### DESCRIPTION OF THE TASK
Look for the word "build" in the entries below, then copy every line that has it.

### DATASET RECORDS
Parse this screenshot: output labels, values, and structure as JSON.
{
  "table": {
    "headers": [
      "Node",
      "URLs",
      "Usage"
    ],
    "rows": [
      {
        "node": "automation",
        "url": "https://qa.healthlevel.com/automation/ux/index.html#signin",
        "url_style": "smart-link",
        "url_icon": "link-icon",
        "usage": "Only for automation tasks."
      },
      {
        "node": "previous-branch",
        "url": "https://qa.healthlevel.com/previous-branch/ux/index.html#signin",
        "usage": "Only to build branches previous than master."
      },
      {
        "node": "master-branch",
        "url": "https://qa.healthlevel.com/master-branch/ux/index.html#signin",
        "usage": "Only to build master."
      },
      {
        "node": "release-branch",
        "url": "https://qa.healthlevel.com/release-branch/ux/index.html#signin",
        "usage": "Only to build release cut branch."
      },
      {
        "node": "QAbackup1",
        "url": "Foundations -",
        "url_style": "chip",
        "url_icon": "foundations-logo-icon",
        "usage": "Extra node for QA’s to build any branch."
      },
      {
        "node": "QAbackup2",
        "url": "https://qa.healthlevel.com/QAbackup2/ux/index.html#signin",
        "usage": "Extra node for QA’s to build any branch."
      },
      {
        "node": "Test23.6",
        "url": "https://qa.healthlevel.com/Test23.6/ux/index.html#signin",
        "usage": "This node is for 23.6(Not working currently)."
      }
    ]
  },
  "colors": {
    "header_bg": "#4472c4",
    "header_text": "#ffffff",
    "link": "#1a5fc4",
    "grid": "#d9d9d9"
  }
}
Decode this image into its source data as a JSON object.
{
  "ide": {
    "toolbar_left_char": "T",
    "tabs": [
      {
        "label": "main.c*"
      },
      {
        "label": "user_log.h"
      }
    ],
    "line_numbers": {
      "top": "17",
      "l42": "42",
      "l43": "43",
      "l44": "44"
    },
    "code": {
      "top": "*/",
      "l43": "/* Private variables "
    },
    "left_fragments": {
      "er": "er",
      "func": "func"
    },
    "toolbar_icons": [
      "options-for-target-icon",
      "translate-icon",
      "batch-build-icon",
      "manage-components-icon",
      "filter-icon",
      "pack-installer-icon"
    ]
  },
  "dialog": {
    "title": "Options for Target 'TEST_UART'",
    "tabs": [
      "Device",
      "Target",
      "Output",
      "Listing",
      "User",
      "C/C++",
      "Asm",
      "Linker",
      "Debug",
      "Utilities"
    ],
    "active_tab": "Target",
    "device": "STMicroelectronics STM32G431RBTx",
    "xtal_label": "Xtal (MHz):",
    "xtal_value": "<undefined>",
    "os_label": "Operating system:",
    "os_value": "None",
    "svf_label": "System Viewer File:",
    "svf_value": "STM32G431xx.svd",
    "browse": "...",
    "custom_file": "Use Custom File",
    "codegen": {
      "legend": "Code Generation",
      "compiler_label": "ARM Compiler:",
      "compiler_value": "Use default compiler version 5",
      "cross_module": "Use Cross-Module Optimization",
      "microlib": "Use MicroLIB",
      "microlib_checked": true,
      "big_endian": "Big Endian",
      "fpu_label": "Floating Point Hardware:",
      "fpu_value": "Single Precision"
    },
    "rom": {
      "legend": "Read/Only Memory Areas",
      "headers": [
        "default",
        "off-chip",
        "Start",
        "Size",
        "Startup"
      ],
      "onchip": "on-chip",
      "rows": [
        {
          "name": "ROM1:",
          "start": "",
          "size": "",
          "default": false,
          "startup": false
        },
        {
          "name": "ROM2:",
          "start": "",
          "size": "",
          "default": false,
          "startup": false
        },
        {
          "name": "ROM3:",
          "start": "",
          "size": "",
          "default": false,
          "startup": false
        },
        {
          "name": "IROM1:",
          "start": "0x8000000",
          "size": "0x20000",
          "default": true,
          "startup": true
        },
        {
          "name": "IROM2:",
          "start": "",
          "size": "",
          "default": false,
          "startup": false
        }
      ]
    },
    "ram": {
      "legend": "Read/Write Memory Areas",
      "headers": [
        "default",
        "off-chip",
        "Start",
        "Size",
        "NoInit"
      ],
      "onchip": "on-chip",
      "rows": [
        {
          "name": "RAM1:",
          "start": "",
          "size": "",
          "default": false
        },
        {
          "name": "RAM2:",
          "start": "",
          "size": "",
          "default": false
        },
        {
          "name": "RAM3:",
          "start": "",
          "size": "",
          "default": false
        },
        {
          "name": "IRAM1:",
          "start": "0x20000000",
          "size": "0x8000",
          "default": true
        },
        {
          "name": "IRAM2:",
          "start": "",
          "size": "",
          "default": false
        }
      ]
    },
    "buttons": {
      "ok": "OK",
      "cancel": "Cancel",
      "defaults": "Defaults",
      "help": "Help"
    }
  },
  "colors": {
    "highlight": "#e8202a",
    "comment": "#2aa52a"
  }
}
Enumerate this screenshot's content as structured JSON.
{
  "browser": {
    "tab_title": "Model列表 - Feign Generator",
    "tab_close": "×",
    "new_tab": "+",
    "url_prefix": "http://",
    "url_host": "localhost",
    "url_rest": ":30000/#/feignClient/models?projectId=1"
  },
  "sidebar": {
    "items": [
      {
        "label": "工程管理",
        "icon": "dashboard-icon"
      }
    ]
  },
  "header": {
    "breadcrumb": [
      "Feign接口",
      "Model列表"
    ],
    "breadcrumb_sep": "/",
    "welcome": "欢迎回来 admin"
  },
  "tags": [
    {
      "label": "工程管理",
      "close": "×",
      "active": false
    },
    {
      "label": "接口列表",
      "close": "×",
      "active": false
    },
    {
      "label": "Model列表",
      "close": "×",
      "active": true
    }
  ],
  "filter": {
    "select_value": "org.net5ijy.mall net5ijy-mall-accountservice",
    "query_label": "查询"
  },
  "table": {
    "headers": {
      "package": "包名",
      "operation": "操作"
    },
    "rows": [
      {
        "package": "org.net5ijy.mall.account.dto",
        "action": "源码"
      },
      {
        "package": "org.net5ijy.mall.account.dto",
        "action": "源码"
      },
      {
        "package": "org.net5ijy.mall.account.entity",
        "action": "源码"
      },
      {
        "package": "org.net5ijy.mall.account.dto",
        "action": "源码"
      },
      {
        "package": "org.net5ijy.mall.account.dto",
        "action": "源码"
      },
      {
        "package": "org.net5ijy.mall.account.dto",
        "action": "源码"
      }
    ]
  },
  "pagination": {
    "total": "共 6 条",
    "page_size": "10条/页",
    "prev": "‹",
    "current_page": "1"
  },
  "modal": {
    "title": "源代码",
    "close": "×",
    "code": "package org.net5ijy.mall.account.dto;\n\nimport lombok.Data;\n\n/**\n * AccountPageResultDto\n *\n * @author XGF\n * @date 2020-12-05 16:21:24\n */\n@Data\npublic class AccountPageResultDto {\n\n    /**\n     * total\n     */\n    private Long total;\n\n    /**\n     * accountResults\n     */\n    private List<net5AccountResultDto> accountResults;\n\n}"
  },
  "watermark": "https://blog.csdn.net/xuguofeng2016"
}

### OUTPUT FOR THIS TASK
        "usage": "Only to build branches previous than master."
        "usage": "Only to build master."
        "usage": "Only to build release cut branch."
        "usage": "Extra node for QA’s to build any branch."
        "usage": "Extra node for QA’s to build any branch."
      "batch-build-icon",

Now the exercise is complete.